# Brief
Every line below is to be copied exactly, with the pictures left out.

== Records to use

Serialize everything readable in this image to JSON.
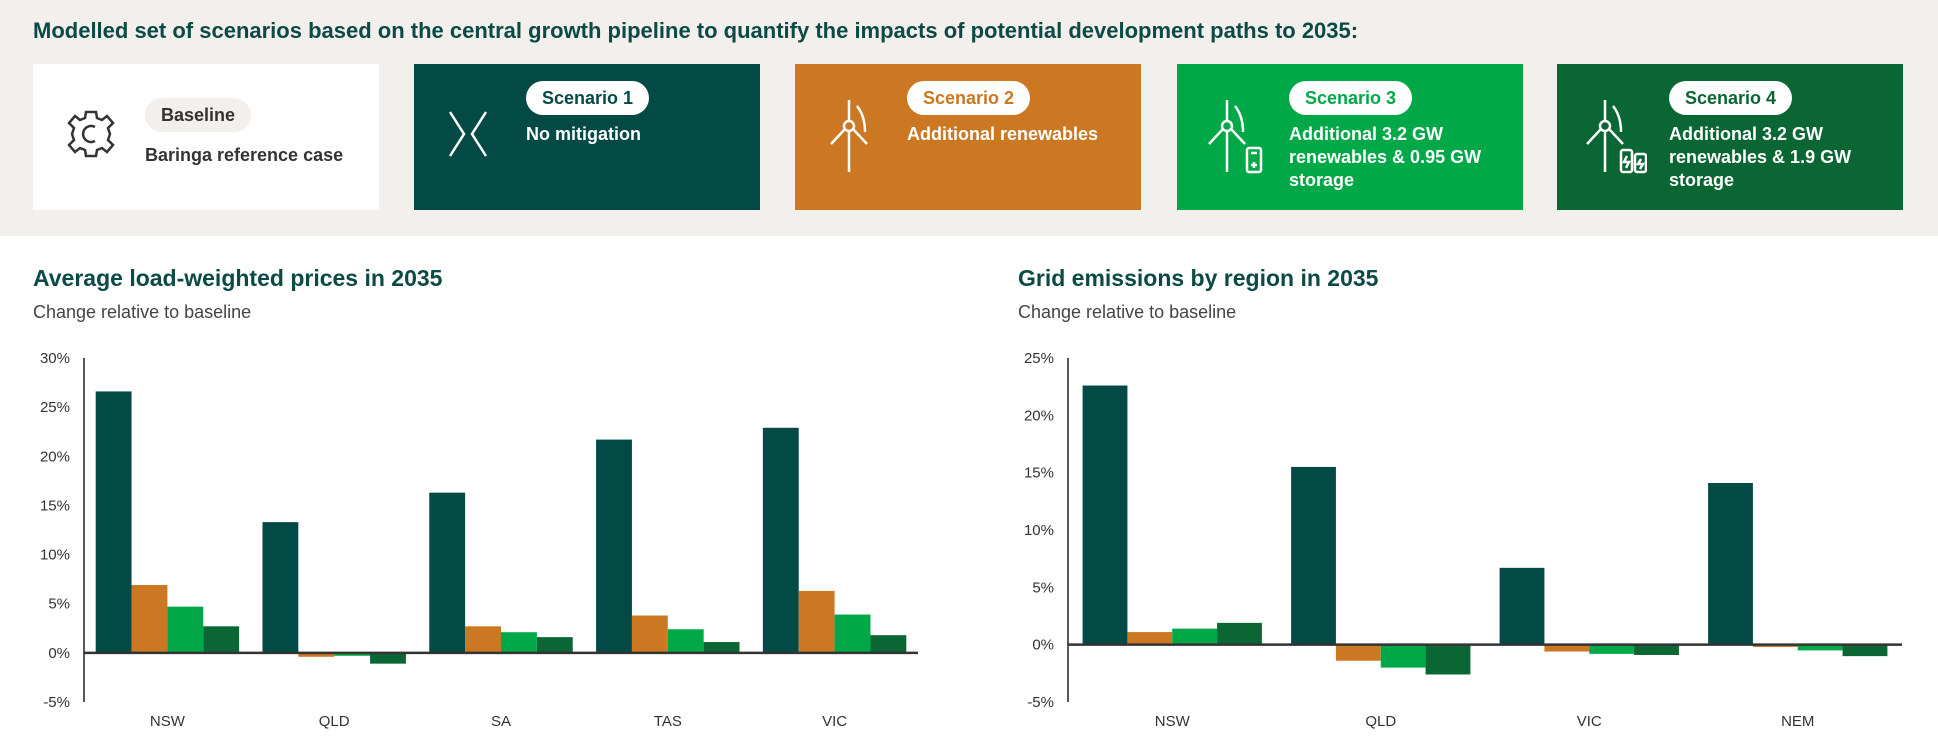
{
  "headline": "Modelled set of scenarios based on the central growth pipeline to quantify the impacts of potential development paths to 2035:",
  "cards": [
    {
      "label": "Baseline",
      "desc": "Baringa reference case",
      "icon": "gear-icon",
      "color": "#ffffff"
    },
    {
      "label": "Scenario 1",
      "desc": "No mitigation",
      "icon": "diverging-arrows-icon",
      "color": "#034a47"
    },
    {
      "label": "Scenario 2",
      "desc": "Additional renewables",
      "icon": "wind-turbine-icon",
      "color": "#cc7722"
    },
    {
      "label": "Scenario 3",
      "desc": "Additional 3.2 GW renewables & 0.95 GW storage",
      "icon": "wind-turbine-battery-icon",
      "color": "#00a847"
    },
    {
      "label": "Scenario 4",
      "desc": "Additional 3.2 GW renewables & 1.9 GW storage",
      "icon": "wind-turbine-batteries-icon",
      "color": "#0a6632"
    }
  ],
  "chart_data": [
    {
      "type": "bar",
      "title": "Average load-weighted prices in 2035",
      "subtitle": "Change relative to baseline",
      "categories": [
        "NSW",
        "QLD",
        "SA",
        "TAS",
        "VIC"
      ],
      "ylim": [
        -5,
        30
      ],
      "yticks": [
        "30%",
        "25%",
        "20%",
        "15%",
        "10%",
        "5%",
        "0%",
        "-5%"
      ],
      "ytick_values": [
        30,
        25,
        20,
        15,
        10,
        5,
        0,
        -5
      ],
      "grid": false,
      "series": [
        {
          "values": [
            26.6,
            13.3,
            16.3,
            21.7,
            22.9
          ],
          "color": "#034a47"
        },
        {
          "values": [
            6.9,
            -0.4,
            2.7,
            3.8,
            6.3
          ],
          "color": "#cc7722"
        },
        {
          "values": [
            4.7,
            -0.3,
            2.1,
            2.4,
            3.9
          ],
          "color": "#00a847"
        },
        {
          "values": [
            2.7,
            -1.1,
            1.6,
            1.1,
            1.8
          ],
          "color": "#0a6632"
        }
      ]
    },
    {
      "type": "bar",
      "title": "Grid emissions by region in 2035",
      "subtitle": "Change relative to baseline",
      "categories": [
        "NSW",
        "QLD",
        "VIC",
        "NEM"
      ],
      "ylim": [
        -5,
        25
      ],
      "yticks": [
        "25%",
        "20%",
        "15%",
        "10%",
        "5%",
        "0%",
        "-5%"
      ],
      "ytick_values": [
        25,
        20,
        15,
        10,
        5,
        0,
        -5
      ],
      "grid": false,
      "series": [
        {
          "values": [
            22.6,
            15.5,
            6.7,
            14.1
          ],
          "color": "#034a47"
        },
        {
          "values": [
            1.1,
            -1.4,
            -0.6,
            -0.2
          ],
          "color": "#cc7722"
        },
        {
          "values": [
            1.4,
            -2.0,
            -0.8,
            -0.5
          ],
          "color": "#00a847"
        },
        {
          "values": [
            1.9,
            -2.6,
            -0.9,
            -1.0
          ],
          "color": "#0a6632"
        }
      ]
    }
  ]
}
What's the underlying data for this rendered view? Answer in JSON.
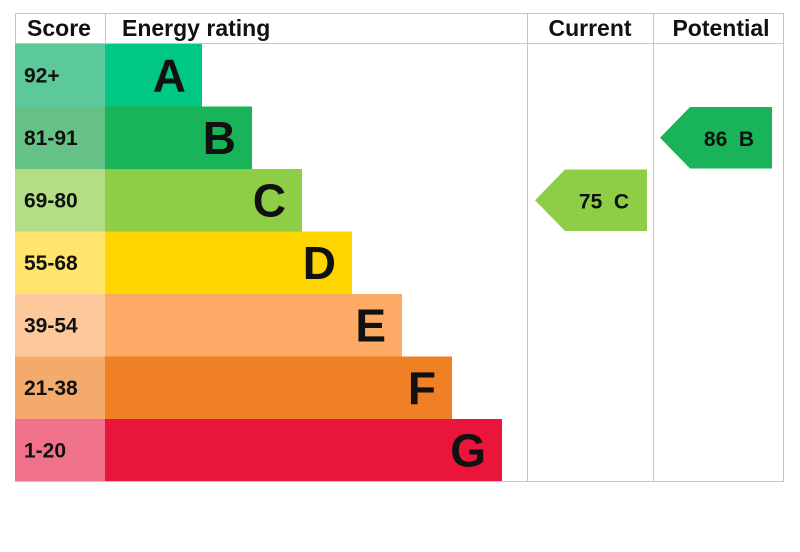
{
  "chart_data": {
    "type": "bar",
    "headers": {
      "score": "Score",
      "rating": "Energy rating",
      "current": "Current",
      "potential": "Potential"
    },
    "bands": [
      {
        "score": "92+",
        "letter": "A",
        "color": "#00c781",
        "score_bg": "#5cc99b"
      },
      {
        "score": "81-91",
        "letter": "B",
        "color": "#19b459",
        "score_bg": "#65c185"
      },
      {
        "score": "69-80",
        "letter": "C",
        "color": "#8dce46",
        "score_bg": "#b3de86"
      },
      {
        "score": "55-68",
        "letter": "D",
        "color": "#ffd500",
        "score_bg": "#ffe46d"
      },
      {
        "score": "39-54",
        "letter": "E",
        "color": "#fcaa65",
        "score_bg": "#fdc99c"
      },
      {
        "score": "21-38",
        "letter": "F",
        "color": "#ef8023",
        "score_bg": "#f4aa6c"
      },
      {
        "score": "1-20",
        "letter": "G",
        "color": "#e9153b",
        "score_bg": "#f0728a"
      }
    ],
    "current": {
      "value": 75,
      "letter": "C",
      "text": "75  C",
      "color": "#8dce46"
    },
    "potential": {
      "value": 86,
      "letter": "B",
      "text": "86  B",
      "color": "#19b459"
    }
  }
}
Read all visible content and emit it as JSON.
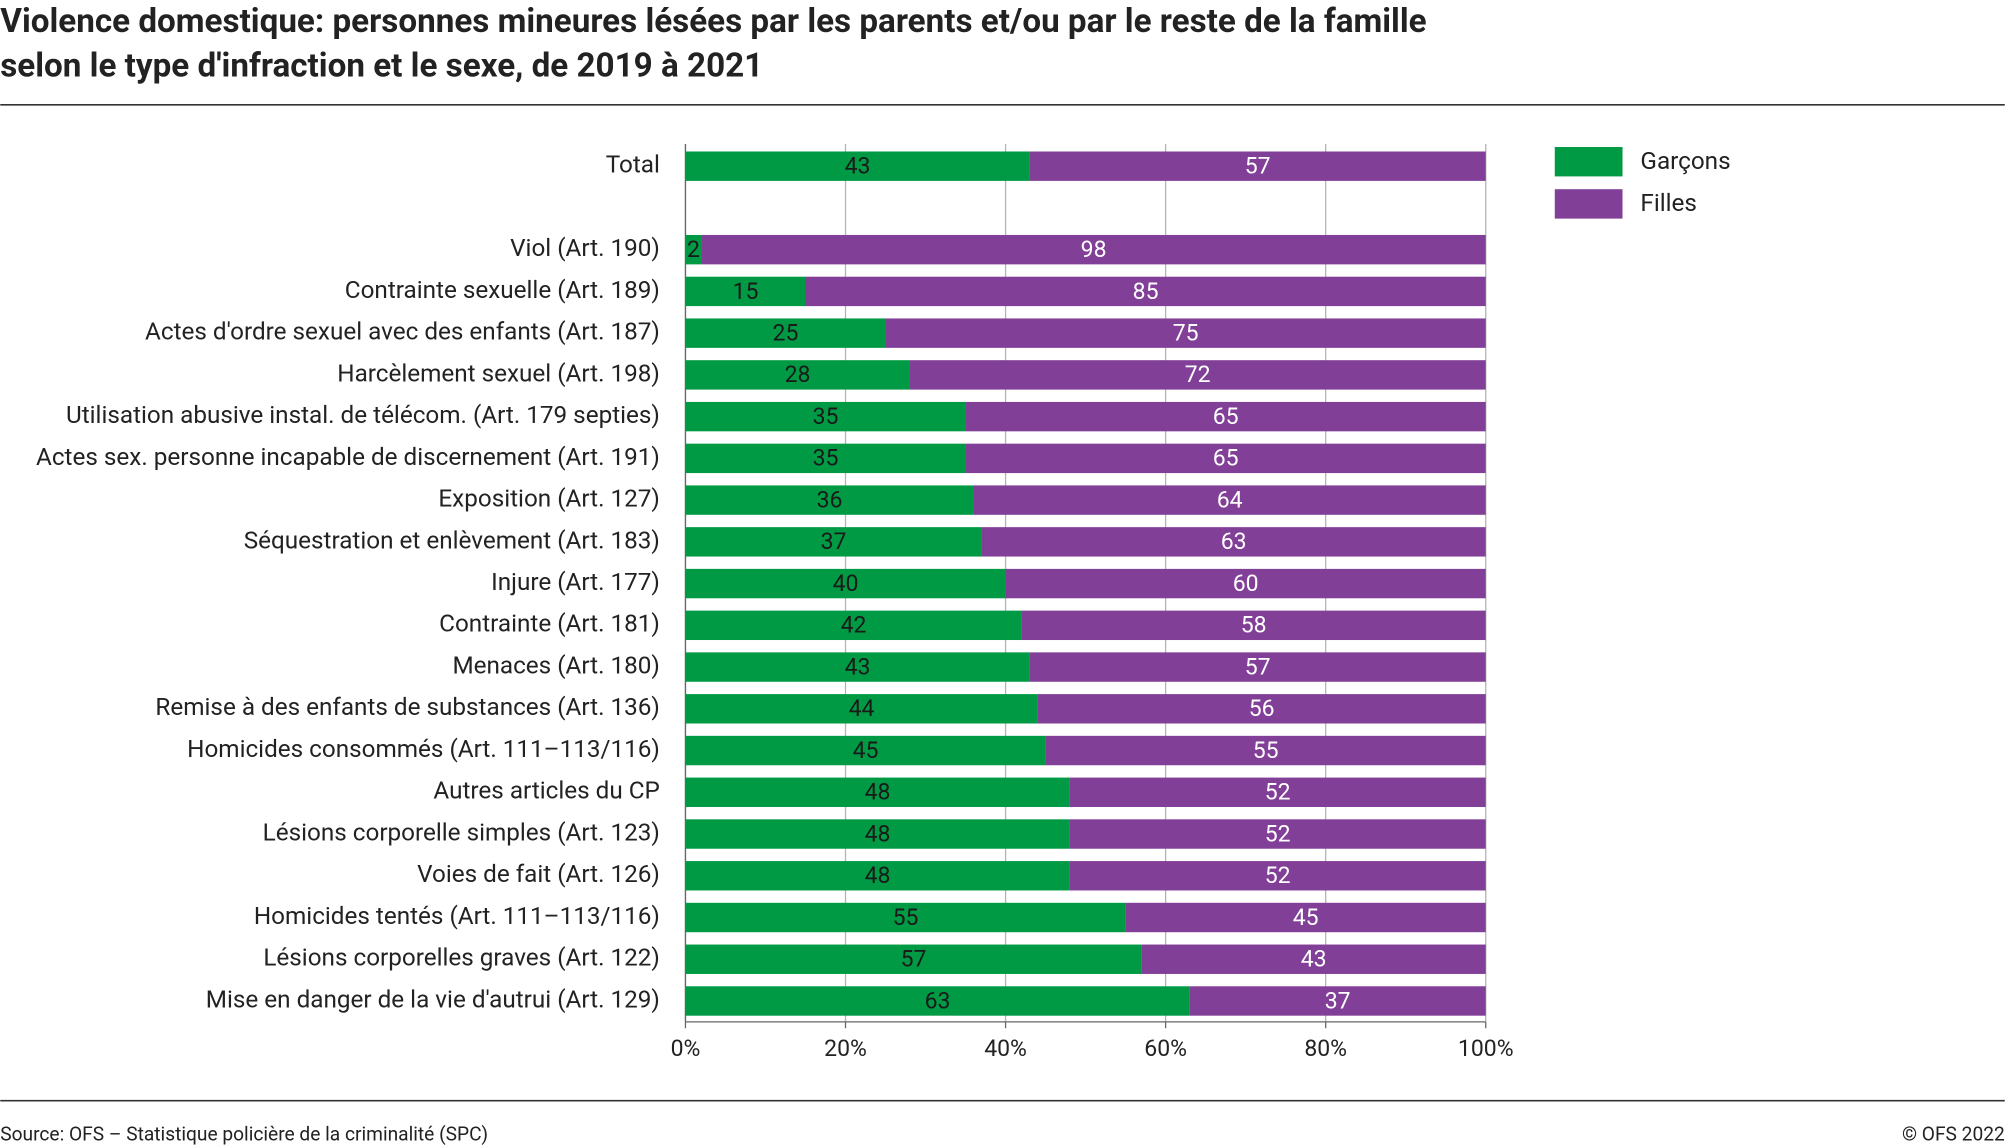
{
  "chart_data": {
    "type": "stacked-barh",
    "title": [
      "Violence domestique: personnes mineures lésées par les parents et/ou par le reste de la famille",
      "selon le type d'infraction et le sexe, de 2019 à 2021"
    ],
    "categories": [
      "Total",
      null,
      "Viol (Art. 190)",
      "Contrainte sexuelle (Art. 189)",
      "Actes d'ordre sexuel avec des enfants (Art. 187)",
      "Harcèlement sexuel (Art. 198)",
      "Utilisation abusive instal. de télécom. (Art. 179 septies)",
      "Actes sex. personne incapable de discernement (Art. 191)",
      "Exposition (Art. 127)",
      "Séquestration et enlèvement (Art. 183)",
      "Injure (Art. 177)",
      "Contrainte (Art. 181)",
      "Menaces (Art. 180)",
      "Remise à des enfants de substances (Art. 136)",
      "Homicides consommés (Art. 111–113/116)",
      "Autres articles du CP",
      "Lésions corporelle simples (Art. 123)",
      "Voies de fait  (Art. 126)",
      "Homicides tentés (Art. 111–113/116)",
      "Lésions corporelles graves (Art. 122)",
      "Mise en danger de la vie d'autrui (Art. 129)"
    ],
    "series": [
      {
        "name": "Garçons",
        "color": "#009a44",
        "values": [
          43,
          null,
          2,
          15,
          25,
          28,
          35,
          35,
          36,
          37,
          40,
          42,
          43,
          44,
          45,
          48,
          48,
          48,
          55,
          57,
          63
        ]
      },
      {
        "name": "Filles",
        "color": "#823f98",
        "values": [
          57,
          null,
          98,
          85,
          75,
          72,
          65,
          65,
          64,
          63,
          60,
          58,
          57,
          56,
          55,
          52,
          52,
          52,
          45,
          43,
          37
        ]
      }
    ],
    "xlim": [
      0,
      100
    ],
    "xticks": [
      {
        "value": 0,
        "label": "0%"
      },
      {
        "value": 20,
        "label": "20%"
      },
      {
        "value": 40,
        "label": "40%"
      },
      {
        "value": 60,
        "label": "60%"
      },
      {
        "value": 80,
        "label": "80%"
      },
      {
        "value": 100,
        "label": "100%"
      }
    ],
    "grid": true,
    "legend": "top-right",
    "source": "Source: OFS – Statistique policière de la criminalité (SPC)",
    "copyright": "© OFS 2022"
  }
}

====

# Answer to this problem
Serialize everything readable in this image to JSON.
{
  "headline": "Modelled set of scenarios based on the central growth pipeline to quantify the impacts of potential development paths to 2035:",
  "cards": [
    {
      "label": "Baseline",
      "desc": "Baringa reference case",
      "icon": "gear-icon",
      "color": "#ffffff"
    },
    {
      "label": "Scenario 1",
      "desc": "No mitigation",
      "icon": "diverging-arrows-icon",
      "color": "#034a47"
    },
    {
      "label": "Scenario 2",
      "desc": "Additional renewables",
      "icon": "wind-turbine-icon",
      "color": "#cc7722"
    },
    {
      "label": "Scenario 3",
      "desc": "Additional 3.2 GW renewables & 0.95 GW storage",
      "icon": "wind-turbine-battery-icon",
      "color": "#00a847"
    },
    {
      "label": "Scenario 4",
      "desc": "Additional 3.2 GW renewables & 1.9 GW storage",
      "icon": "wind-turbine-batteries-icon",
      "color": "#0a6632"
    }
  ],
  "chart_data": [
    {
      "type": "bar",
      "title": "Average load-weighted prices in 2035",
      "subtitle": "Change relative to baseline",
      "categories": [
        "NSW",
        "QLD",
        "SA",
        "TAS",
        "VIC"
      ],
      "ylim": [
        -5,
        30
      ],
      "yticks": [
        "30%",
        "25%",
        "20%",
        "15%",
        "10%",
        "5%",
        "0%",
        "-5%"
      ],
      "ytick_values": [
        30,
        25,
        20,
        15,
        10,
        5,
        0,
        -5
      ],
      "grid": false,
      "series": [
        {
          "values": [
            26.6,
            13.3,
            16.3,
            21.7,
            22.9
          ],
          "color": "#034a47"
        },
        {
          "values": [
            6.9,
            -0.4,
            2.7,
            3.8,
            6.3
          ],
          "color": "#cc7722"
        },
        {
          "values": [
            4.7,
            -0.3,
            2.1,
            2.4,
            3.9
          ],
          "color": "#00a847"
        },
        {
          "values": [
            2.7,
            -1.1,
            1.6,
            1.1,
            1.8
          ],
          "color": "#0a6632"
        }
      ]
    },
    {
      "type": "bar",
      "title": "Grid emissions by region in 2035",
      "subtitle": "Change relative to baseline",
      "categories": [
        "NSW",
        "QLD",
        "VIC",
        "NEM"
      ],
      "ylim": [
        -5,
        25
      ],
      "yticks": [
        "25%",
        "20%",
        "15%",
        "10%",
        "5%",
        "0%",
        "-5%"
      ],
      "ytick_values": [
        25,
        20,
        15,
        10,
        5,
        0,
        -5
      ],
      "grid": false,
      "series": [
        {
          "values": [
            22.6,
            15.5,
            6.7,
            14.1
          ],
          "color": "#034a47"
        },
        {
          "values": [
            1.1,
            -1.4,
            -0.6,
            -0.2
          ],
          "color": "#cc7722"
        },
        {
          "values": [
            1.4,
            -2.0,
            -0.8,
            -0.5
          ],
          "color": "#00a847"
        },
        {
          "values": [
            1.9,
            -2.6,
            -0.9,
            -1.0
          ],
          "color": "#0a6632"
        }
      ]
    }
  ]
}
What's the underlying data for this rendered view? Answer in JSON.
{
  "chart_data": {
    "type": "bar",
    "headers": {
      "score": "Score",
      "rating": "Energy rating",
      "current": "Current",
      "potential": "Potential"
    },
    "bands": [
      {
        "score": "92+",
        "letter": "A",
        "color": "#00c781",
        "score_bg": "#5cc99b"
      },
      {
        "score": "81-91",
        "letter": "B",
        "color": "#19b459",
        "score_bg": "#65c185"
      },
      {
        "score": "69-80",
        "letter": "C",
        "color": "#8dce46",
        "score_bg": "#b3de86"
      },
      {
        "score": "55-68",
        "letter": "D",
        "color": "#ffd500",
        "score_bg": "#ffe46d"
      },
      {
        "score": "39-54",
        "letter": "E",
        "color": "#fcaa65",
        "score_bg": "#fdc99c"
      },
      {
        "score": "21-38",
        "letter": "F",
        "color": "#ef8023",
        "score_bg": "#f4aa6c"
      },
      {
        "score": "1-20",
        "letter": "G",
        "color": "#e9153b",
        "score_bg": "#f0728a"
      }
    ],
    "current": {
      "value": 75,
      "letter": "C",
      "text": "75  C",
      "color": "#8dce46"
    },
    "potential": {
      "value": 86,
      "letter": "B",
      "text": "86  B",
      "color": "#19b459"
    }
  }
}
Read all visible content and emit it as JSON.
{
  "chart_data": {
    "type": "stacked-barh",
    "title": [
      "Violence domestique: personnes mineures lésées par les parents et/ou par le reste de la famille",
      "selon le type d'infraction et le sexe, de 2019 à 2021"
    ],
    "categories": [
      "Total",
      null,
      "Viol (Art. 190)",
      "Contrainte sexuelle (Art. 189)",
      "Actes d'ordre sexuel avec des enfants (Art. 187)",
      "Harcèlement sexuel (Art. 198)",
      "Utilisation abusive instal. de télécom. (Art. 179 septies)",
      "Actes sex. personne incapable de discernement (Art. 191)",
      "Exposition (Art. 127)",
      "Séquestration et enlèvement (Art. 183)",
      "Injure (Art. 177)",
      "Contrainte (Art. 181)",
      "Menaces (Art. 180)",
      "Remise à des enfants de substances (Art. 136)",
      "Homicides consommés (Art. 111–113/116)",
      "Autres articles du CP",
      "Lésions corporelle simples (Art. 123)",
      "Voies de fait  (Art. 126)",
      "Homicides tentés (Art. 111–113/116)",
      "Lésions corporelles graves (Art. 122)",
      "Mise en danger de la vie d'autrui (Art. 129)"
    ],
    "series": [
      {
        "name": "Garçons",
        "color": "#009a44",
        "values": [
          43,
          null,
          2,
          15,
          25,
          28,
          35,
          35,
          36,
          37,
          40,
          42,
          43,
          44,
          45,
          48,
          48,
          48,
          55,
          57,
          63
        ]
      },
      {
        "name": "Filles",
        "color": "#823f98",
        "values": [
          57,
          null,
          98,
          85,
          75,
          72,
          65,
          65,
          64,
          63,
          60,
          58,
          57,
          56,
          55,
          52,
          52,
          52,
          45,
          43,
          37
        ]
      }
    ],
    "xlim": [
      0,
      100
    ],
    "xticks": [
      {
        "value": 0,
        "label": "0%"
      },
      {
        "value": 20,
        "label": "20%"
      },
      {
        "value": 40,
        "label": "40%"
      },
      {
        "value": 60,
        "label": "60%"
      },
      {
        "value": 80,
        "label": "80%"
      },
      {
        "value": 100,
        "label": "100%"
      }
    ],
    "grid": true,
    "legend": "top-right",
    "source": "Source: OFS – Statistique policière de la criminalité (SPC)",
    "copyright": "© OFS 2022"
  }
}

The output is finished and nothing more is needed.